Exercise description:
Repeat all the data exactly, and where a record holds a picture, leave that picture out.

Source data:
◆ ◆ ◆ ◆ ◆ ◆ ◆

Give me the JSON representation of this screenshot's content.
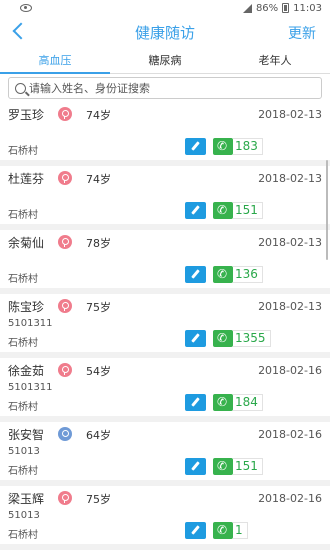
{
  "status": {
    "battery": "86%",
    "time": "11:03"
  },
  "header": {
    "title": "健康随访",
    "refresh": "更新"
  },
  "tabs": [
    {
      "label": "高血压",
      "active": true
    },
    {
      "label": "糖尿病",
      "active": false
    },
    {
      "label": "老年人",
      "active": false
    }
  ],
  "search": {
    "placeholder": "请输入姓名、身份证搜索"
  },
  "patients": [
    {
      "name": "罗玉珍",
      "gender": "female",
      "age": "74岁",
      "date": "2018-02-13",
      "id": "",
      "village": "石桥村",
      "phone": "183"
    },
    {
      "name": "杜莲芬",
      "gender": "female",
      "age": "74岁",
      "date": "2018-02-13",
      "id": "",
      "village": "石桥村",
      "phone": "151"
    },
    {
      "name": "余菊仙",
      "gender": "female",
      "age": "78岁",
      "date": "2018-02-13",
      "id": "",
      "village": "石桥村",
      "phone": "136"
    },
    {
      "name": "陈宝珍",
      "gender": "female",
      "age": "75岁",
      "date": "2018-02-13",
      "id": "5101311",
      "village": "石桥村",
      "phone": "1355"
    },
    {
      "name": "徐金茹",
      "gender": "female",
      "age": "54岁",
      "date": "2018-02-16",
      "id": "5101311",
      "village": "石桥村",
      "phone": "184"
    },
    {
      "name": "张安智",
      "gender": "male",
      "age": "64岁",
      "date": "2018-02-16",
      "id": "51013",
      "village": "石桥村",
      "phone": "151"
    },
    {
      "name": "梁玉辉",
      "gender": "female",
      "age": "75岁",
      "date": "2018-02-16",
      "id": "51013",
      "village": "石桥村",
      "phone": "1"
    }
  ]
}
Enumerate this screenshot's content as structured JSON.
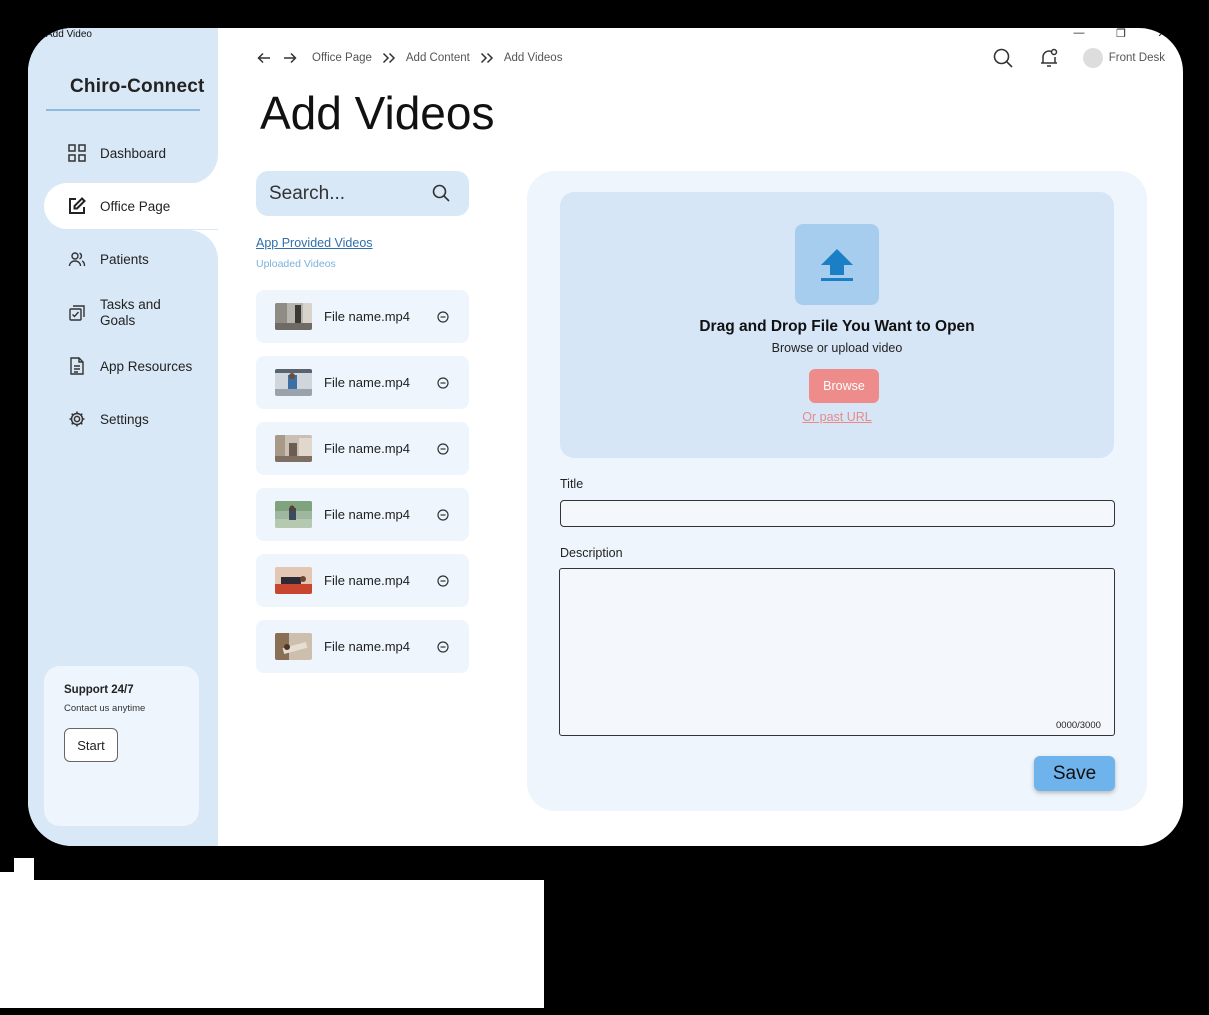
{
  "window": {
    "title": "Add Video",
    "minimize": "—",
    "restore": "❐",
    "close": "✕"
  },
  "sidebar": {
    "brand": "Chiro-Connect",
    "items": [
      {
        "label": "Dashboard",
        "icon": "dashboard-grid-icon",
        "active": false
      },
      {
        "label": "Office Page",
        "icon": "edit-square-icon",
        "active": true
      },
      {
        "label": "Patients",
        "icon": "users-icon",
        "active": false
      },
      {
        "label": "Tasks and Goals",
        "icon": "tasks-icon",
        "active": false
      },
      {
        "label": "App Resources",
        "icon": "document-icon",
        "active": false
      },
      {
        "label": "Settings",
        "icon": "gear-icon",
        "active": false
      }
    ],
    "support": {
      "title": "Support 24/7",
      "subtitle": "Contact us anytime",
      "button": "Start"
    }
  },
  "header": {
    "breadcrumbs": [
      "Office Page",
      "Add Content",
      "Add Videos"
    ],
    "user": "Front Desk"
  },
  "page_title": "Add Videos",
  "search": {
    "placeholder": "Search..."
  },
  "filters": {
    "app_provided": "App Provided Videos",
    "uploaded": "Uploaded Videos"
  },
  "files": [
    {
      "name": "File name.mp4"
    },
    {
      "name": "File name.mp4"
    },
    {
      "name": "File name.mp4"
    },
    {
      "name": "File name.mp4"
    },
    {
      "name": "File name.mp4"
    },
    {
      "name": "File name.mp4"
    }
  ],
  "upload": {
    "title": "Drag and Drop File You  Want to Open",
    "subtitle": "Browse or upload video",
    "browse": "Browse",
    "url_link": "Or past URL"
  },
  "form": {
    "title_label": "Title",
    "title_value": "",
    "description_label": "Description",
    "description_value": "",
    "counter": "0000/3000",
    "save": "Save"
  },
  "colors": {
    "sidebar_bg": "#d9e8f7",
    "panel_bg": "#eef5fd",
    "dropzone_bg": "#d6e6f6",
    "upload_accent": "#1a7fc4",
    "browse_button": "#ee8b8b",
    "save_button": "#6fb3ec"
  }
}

◆ ◆ ◆ ◆ ◆ ◆ ◆

Finished exercise:
Give me the JSON representation of this screenshot's content.
{
  "status": {
    "battery": "86%",
    "time": "11:03"
  },
  "header": {
    "title": "健康随访",
    "refresh": "更新"
  },
  "tabs": [
    {
      "label": "高血压",
      "active": true
    },
    {
      "label": "糖尿病",
      "active": false
    },
    {
      "label": "老年人",
      "active": false
    }
  ],
  "search": {
    "placeholder": "请输入姓名、身份证搜索"
  },
  "patients": [
    {
      "name": "罗玉珍",
      "gender": "female",
      "age": "74岁",
      "date": "2018-02-13",
      "id": "",
      "village": "石桥村",
      "phone": "183"
    },
    {
      "name": "杜莲芬",
      "gender": "female",
      "age": "74岁",
      "date": "2018-02-13",
      "id": "",
      "village": "石桥村",
      "phone": "151"
    },
    {
      "name": "余菊仙",
      "gender": "female",
      "age": "78岁",
      "date": "2018-02-13",
      "id": "",
      "village": "石桥村",
      "phone": "136"
    },
    {
      "name": "陈宝珍",
      "gender": "female",
      "age": "75岁",
      "date": "2018-02-13",
      "id": "5101311",
      "village": "石桥村",
      "phone": "1355"
    },
    {
      "name": "徐金茹",
      "gender": "female",
      "age": "54岁",
      "date": "2018-02-16",
      "id": "5101311",
      "village": "石桥村",
      "phone": "184"
    },
    {
      "name": "张安智",
      "gender": "male",
      "age": "64岁",
      "date": "2018-02-16",
      "id": "51013",
      "village": "石桥村",
      "phone": "151"
    },
    {
      "name": "梁玉辉",
      "gender": "female",
      "age": "75岁",
      "date": "2018-02-16",
      "id": "51013",
      "village": "石桥村",
      "phone": "1"
    }
  ]
}
Enumerate this screenshot's content as structured JSON.
{
  "window": {
    "title": "Add Video",
    "minimize": "—",
    "restore": "❐",
    "close": "✕"
  },
  "sidebar": {
    "brand": "Chiro-Connect",
    "items": [
      {
        "label": "Dashboard",
        "icon": "dashboard-grid-icon",
        "active": false
      },
      {
        "label": "Office Page",
        "icon": "edit-square-icon",
        "active": true
      },
      {
        "label": "Patients",
        "icon": "users-icon",
        "active": false
      },
      {
        "label": "Tasks and Goals",
        "icon": "tasks-icon",
        "active": false
      },
      {
        "label": "App Resources",
        "icon": "document-icon",
        "active": false
      },
      {
        "label": "Settings",
        "icon": "gear-icon",
        "active": false
      }
    ],
    "support": {
      "title": "Support 24/7",
      "subtitle": "Contact us anytime",
      "button": "Start"
    }
  },
  "header": {
    "breadcrumbs": [
      "Office Page",
      "Add Content",
      "Add Videos"
    ],
    "user": "Front Desk"
  },
  "page_title": "Add Videos",
  "search": {
    "placeholder": "Search..."
  },
  "filters": {
    "app_provided": "App Provided Videos",
    "uploaded": "Uploaded Videos"
  },
  "files": [
    {
      "name": "File name.mp4"
    },
    {
      "name": "File name.mp4"
    },
    {
      "name": "File name.mp4"
    },
    {
      "name": "File name.mp4"
    },
    {
      "name": "File name.mp4"
    },
    {
      "name": "File name.mp4"
    }
  ],
  "upload": {
    "title": "Drag and Drop File You  Want to Open",
    "subtitle": "Browse or upload video",
    "browse": "Browse",
    "url_link": "Or past URL"
  },
  "form": {
    "title_label": "Title",
    "title_value": "",
    "description_label": "Description",
    "description_value": "",
    "counter": "0000/3000",
    "save": "Save"
  },
  "colors": {
    "sidebar_bg": "#d9e8f7",
    "panel_bg": "#eef5fd",
    "dropzone_bg": "#d6e6f6",
    "upload_accent": "#1a7fc4",
    "browse_button": "#ee8b8b",
    "save_button": "#6fb3ec"
  }
}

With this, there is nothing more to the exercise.